** Given entries follows **

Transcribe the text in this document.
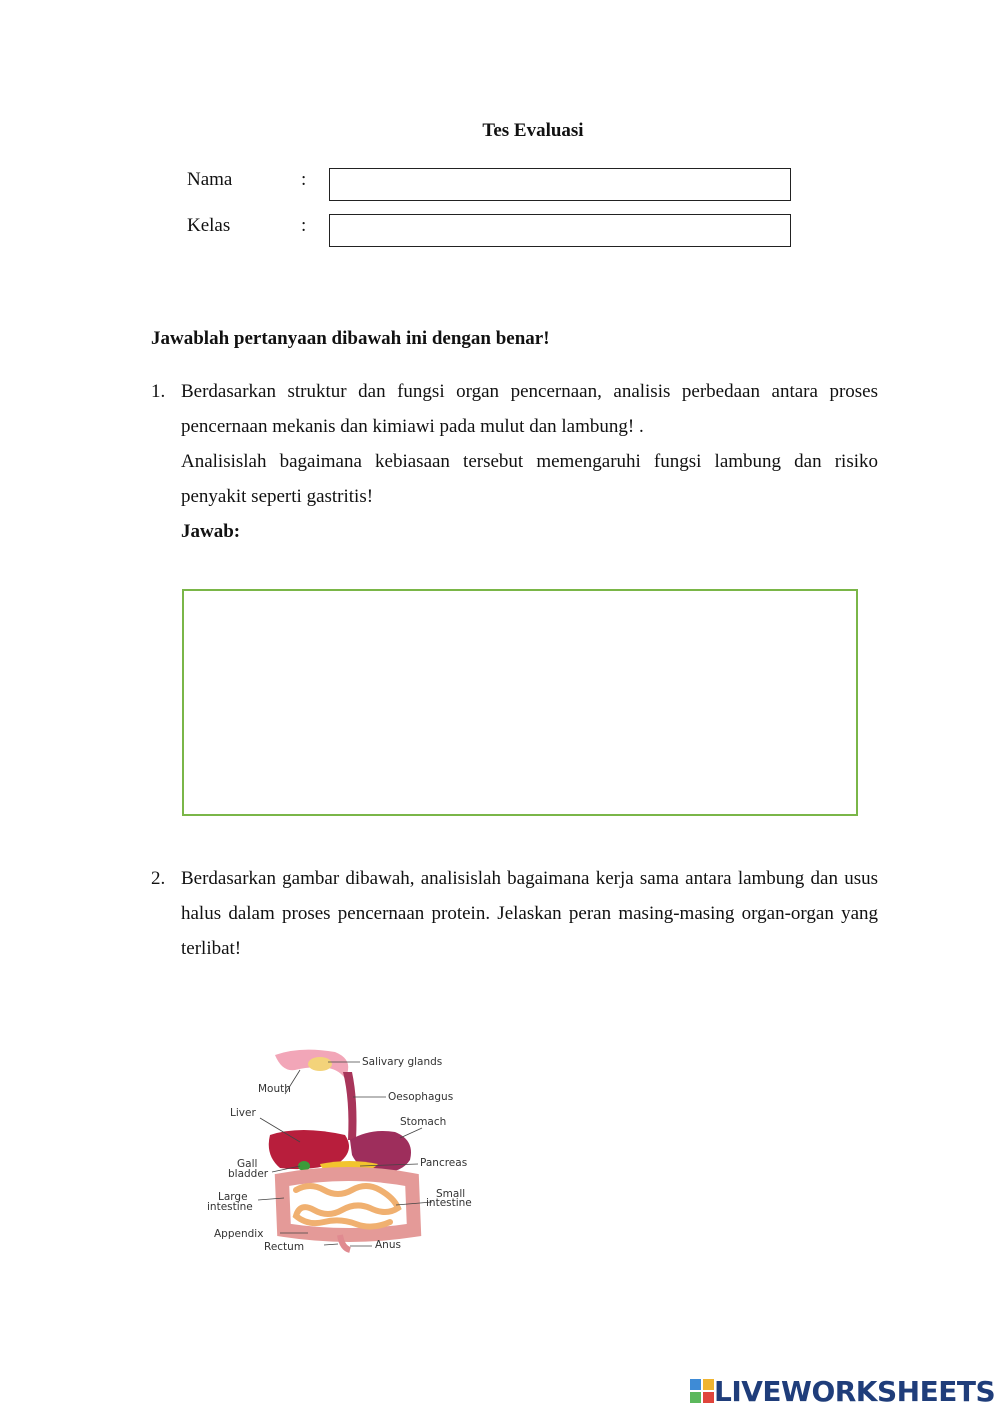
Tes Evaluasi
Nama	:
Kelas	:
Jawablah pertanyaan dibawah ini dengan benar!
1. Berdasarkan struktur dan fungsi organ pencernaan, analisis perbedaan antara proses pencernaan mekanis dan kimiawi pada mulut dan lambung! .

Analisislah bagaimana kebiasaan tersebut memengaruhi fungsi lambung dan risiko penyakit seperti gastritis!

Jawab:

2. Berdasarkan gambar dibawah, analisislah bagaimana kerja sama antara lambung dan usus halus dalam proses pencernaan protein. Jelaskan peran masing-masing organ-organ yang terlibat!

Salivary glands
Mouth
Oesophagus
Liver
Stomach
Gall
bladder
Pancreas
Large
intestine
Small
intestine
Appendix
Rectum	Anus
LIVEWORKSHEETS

** End of Given entries **

Set down a word-for-word copy of the records, dropping any picture.

__Result__.
Transcribe the text in this document.
Tes Evaluasi
Nama	:
Kelas	:
Jawablah pertanyaan dibawah ini dengan benar!
1. Berdasarkan struktur dan fungsi organ pencernaan, analisis perbedaan antara proses pencernaan mekanis dan kimiawi pada mulut dan lambung! .

Analisislah bagaimana kebiasaan tersebut memengaruhi fungsi lambung dan risiko penyakit seperti gastritis!

Jawab:

2. Berdasarkan gambar dibawah, analisislah bagaimana kerja sama antara lambung dan usus halus dalam proses pencernaan protein. Jelaskan peran masing-masing organ-organ yang terlibat!

Salivary glands
Mouth
Oesophagus
Liver
Stomach
Gall
bladder
Pancreas
Large
intestine
Small
intestine
Appendix
Rectum	Anus
LIVEWORKSHEETS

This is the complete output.